### The problem
Copy out the records in full, word for word, without pictures.

### The data
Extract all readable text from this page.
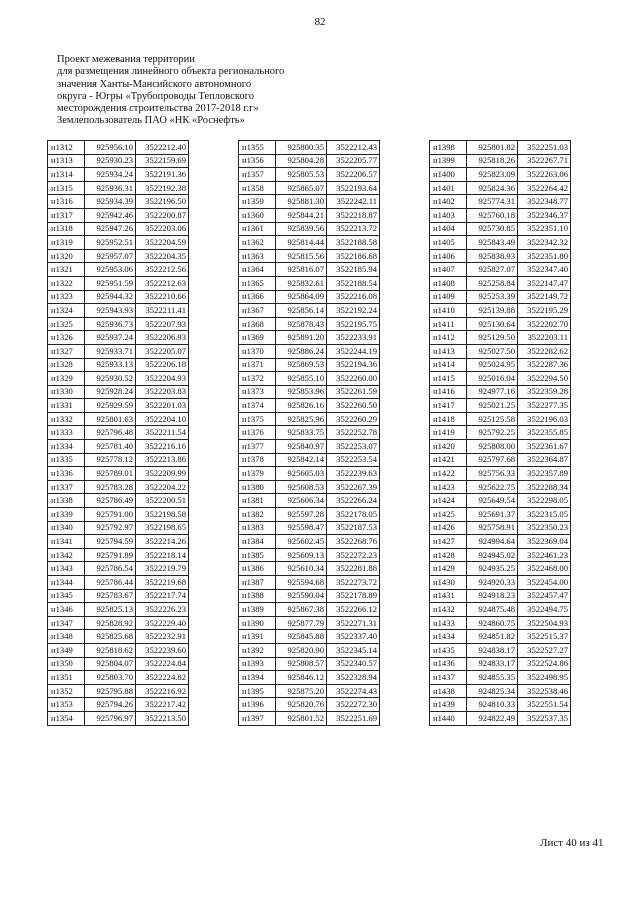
82
Проект межевания территории
для размещения линейного объекта регионального
значения Ханты-Мансийского автономного
округа - Югры «Трубопроводы Тепловского
месторождения строительства 2017-2018 г.г»
Землепользователь ПАО «НК «Роснефть»
н1312	925956.10	3522212.40
н1313	925930.23	3522159.69
н1314	925934.24	3522191.36
н1315	925936.31	3522192.38
н1316	925934.39	3522196.50
н1317	925942.46	3522200.87
н1318	925947.26	3522203.06
н1319	925952.51	3522204.59
н1320	925957.07	3522204.35
н1321	925953.06	3522212.56
н1322	925951.59	3522212.63
н1323	925944.32	3522210.66
н1324	925943.93	3522211.41
н1325	925936.73	3522207.93
н1326	925937.24	3522206.93
н1327	925933.71	3522205.07
н1328	925933.13	3522206.18
н1329	925930.52	3522204.93
н1330	925928.24	3522203.83
н1331	925929.59	3522201.03
н1332	925801.63	3522204.10
н1333	925796.48	3522211.54
н1334	925781.40	3522216.16
н1335	925778.12	3522213.86
н1336	925789.01	3522209.99
н1337	925783.28	3522204.22
н1338	925786.49	3522200.51
н1339	925791.00	3522198.58
н1340	925792.97	3522198.65
н1341	925794.59	3522214.26
н1342	925791.89	3522218.14
н1343	925786.54	3522219.79
н1344	925786.44	3522219.68
н1345	925783.67	3522217.74
н1346	925825.13	3522226.23
н1347	925828.92	3522229.40
н1348	925825.68	3522232.91
н1349	925818.62	3522239.60
н1350	925804.07	3522224.84
н1351	925803.70	3522224.82
н1352	925795.88	3522216.92
н1353	925794.26	3522217.42
н1354	925796.97	3522213.50
н1355	925800.35	3522212.43
н1356	925804.28	3522205.77
н1357	925805.53	3522206.57
н1358	925865.07	3522193.64
н1359	925881.30	3522242.11
н1360	925844.21	3522218.87
н1361	925839.56	3522213.72
н1362	925814.44	3522188.58
н1363	925815.56	3522186.68
н1364	925816.07	3522185.94
н1365	925832.61	3522188.54
н1366	925864.09	3522216.08
н1367	925856.14	3522192.24
н1368	925878.43	3522195.75
н1369	925891.20	3522233.91
н1370	925886.24	3522244.19
н1371	925869.53	3522194.36
н1372	925855.10	3522260.00
н1373	925853.96	3522261.59
н1374	925826.16	3522260.50
н1375	925825.96	3522260.29
н1376	925833.75	3522252.78
н1377	925840.97	3522253.07
н1378	925842.14	3522253.54
н1379	925605.03	3522239.63
н1380	925608.53	3522267.39
н1381	925606.34	3522266.24
н1382	925597.28	3522178.05
н1383	925598.47	3522187.53
н1384	925602.45	3522268.76
н1385	925609.13	3522272.23
н1386	925610.34	3522281.88
н1387	925594.68	3522273.72
н1388	925590.04	3522178.89
н1389	925867.38	3522266.12
н1390	925877.79	3522271.31
н1391	925845.88	3522337.40
н1392	925820.90	3522345.14
н1393	925808.57	3522340.57
н1394	925846.12	3522328.94
н1395	925875.20	3522274.43
н1396	925820.76	3522272.30
н1397	925801.52	3522251.69
н1398	925801.82	3522251.03
н1399	925818.26	3522267.71
н1400	925823.09	3522263.06
н1401	925824.36	3522264.42
н1402	925774.31	3522348.77
н1403	925760.18	3522346.37
н1404	925730.85	3522351.10
н1405	925843.49	3522342.32
н1406	925838.93	3522351.80
н1407	925827.07	3522347.40
н1408	925258.84	3522147.47
н1409	925253.39	3522149.72
н1410	925139.88	3522195.29
н1411	925130.64	3522202.70
н1412	925129.50	3522203.11
н1413	925027.50	3522282.62
н1414	925024.95	3522287.36
н1415	925016.04	3522294.50
н1416	924977.16	3522359.28
н1417	925021.25	3522277.35
н1418	925125.58	3522196.03
н1419	925792.25	3522355.85
н1420	925808.00	3522361.67
н1421	925797.68	3522364.87
н1422	925756.33	3522357.89
н1423	925622.75	3522288.34
н1424	925649.54	3522298.05
н1425	925691.37	3522315.05
н1426	925758.91	3522350.23
н1427	924994.64	3522369.04
н1428	924945.02	3522461.23
н1429	924935.25	3522468.00
н1430	924920.33	3522454.00
н1431	924918.23	3522457.47
н1432	924875.48	3522494.75
н1433	924860.75	3522504.93
н1434	924851.82	3522515.37
н1435	924838.17	3522527.27
н1436	924833.17	3522524.86
н1437	924855.35	3522498.95
н1438	924825.34	3522538.46
н1439	924810.33	3522551.54
н1440	924822.49	3522537.35
Лист 40 из 41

### Result of this exercise
Extract all readable text from this page.
82
Проект межевания территории
для размещения линейного объекта регионального
значения Ханты-Мансийского автономного
округа - Югры «Трубопроводы Тепловского
месторождения строительства 2017-2018 г.г»
Землепользователь ПАО «НК «Роснефть»
н1312	925956.10	3522212.40
н1313	925930.23	3522159.69
н1314	925934.24	3522191.36
н1315	925936.31	3522192.38
н1316	925934.39	3522196.50
н1317	925942.46	3522200.87
н1318	925947.26	3522203.06
н1319	925952.51	3522204.59
н1320	925957.07	3522204.35
н1321	925953.06	3522212.56
н1322	925951.59	3522212.63
н1323	925944.32	3522210.66
н1324	925943.93	3522211.41
н1325	925936.73	3522207.93
н1326	925937.24	3522206.93
н1327	925933.71	3522205.07
н1328	925933.13	3522206.18
н1329	925930.52	3522204.93
н1330	925928.24	3522203.83
н1331	925929.59	3522201.03
н1332	925801.63	3522204.10
н1333	925796.48	3522211.54
н1334	925781.40	3522216.16
н1335	925778.12	3522213.86
н1336	925789.01	3522209.99
н1337	925783.28	3522204.22
н1338	925786.49	3522200.51
н1339	925791.00	3522198.58
н1340	925792.97	3522198.65
н1341	925794.59	3522214.26
н1342	925791.89	3522218.14
н1343	925786.54	3522219.79
н1344	925786.44	3522219.68
н1345	925783.67	3522217.74
н1346	925825.13	3522226.23
н1347	925828.92	3522229.40
н1348	925825.68	3522232.91
н1349	925818.62	3522239.60
н1350	925804.07	3522224.84
н1351	925803.70	3522224.82
н1352	925795.88	3522216.92
н1353	925794.26	3522217.42
н1354	925796.97	3522213.50
н1355	925800.35	3522212.43
н1356	925804.28	3522205.77
н1357	925805.53	3522206.57
н1358	925865.07	3522193.64
н1359	925881.30	3522242.11
н1360	925844.21	3522218.87
н1361	925839.56	3522213.72
н1362	925814.44	3522188.58
н1363	925815.56	3522186.68
н1364	925816.07	3522185.94
н1365	925832.61	3522188.54
н1366	925864.09	3522216.08
н1367	925856.14	3522192.24
н1368	925878.43	3522195.75
н1369	925891.20	3522233.91
н1370	925886.24	3522244.19
н1371	925869.53	3522194.36
н1372	925855.10	3522260.00
н1373	925853.96	3522261.59
н1374	925826.16	3522260.50
н1375	925825.96	3522260.29
н1376	925833.75	3522252.78
н1377	925840.97	3522253.07
н1378	925842.14	3522253.54
н1379	925605.03	3522239.63
н1380	925608.53	3522267.39
н1381	925606.34	3522266.24
н1382	925597.28	3522178.05
н1383	925598.47	3522187.53
н1384	925602.45	3522268.76
н1385	925609.13	3522272.23
н1386	925610.34	3522281.88
н1387	925594.68	3522273.72
н1388	925590.04	3522178.89
н1389	925867.38	3522266.12
н1390	925877.79	3522271.31
н1391	925845.88	3522337.40
н1392	925820.90	3522345.14
н1393	925808.57	3522340.57
н1394	925846.12	3522328.94
н1395	925875.20	3522274.43
н1396	925820.76	3522272.30
н1397	925801.52	3522251.69
н1398	925801.82	3522251.03
н1399	925818.26	3522267.71
н1400	925823.09	3522263.06
н1401	925824.36	3522264.42
н1402	925774.31	3522348.77
н1403	925760.18	3522346.37
н1404	925730.85	3522351.10
н1405	925843.49	3522342.32
н1406	925838.93	3522351.80
н1407	925827.07	3522347.40
н1408	925258.84	3522147.47
н1409	925253.39	3522149.72
н1410	925139.88	3522195.29
н1411	925130.64	3522202.70
н1412	925129.50	3522203.11
н1413	925027.50	3522282.62
н1414	925024.95	3522287.36
н1415	925016.04	3522294.50
н1416	924977.16	3522359.28
н1417	925021.25	3522277.35
н1418	925125.58	3522196.03
н1419	925792.25	3522355.85
н1420	925808.00	3522361.67
н1421	925797.68	3522364.87
н1422	925756.33	3522357.89
н1423	925622.75	3522288.34
н1424	925649.54	3522298.05
н1425	925691.37	3522315.05
н1426	925758.91	3522350.23
н1427	924994.64	3522369.04
н1428	924945.02	3522461.23
н1429	924935.25	3522468.00
н1430	924920.33	3522454.00
н1431	924918.23	3522457.47
н1432	924875.48	3522494.75
н1433	924860.75	3522504.93
н1434	924851.82	3522515.37
н1435	924838.17	3522527.27
н1436	924833.17	3522524.86
н1437	924855.35	3522498.95
н1438	924825.34	3522538.46
н1439	924810.33	3522551.54
н1440	924822.49	3522537.35
Лист 40 из 41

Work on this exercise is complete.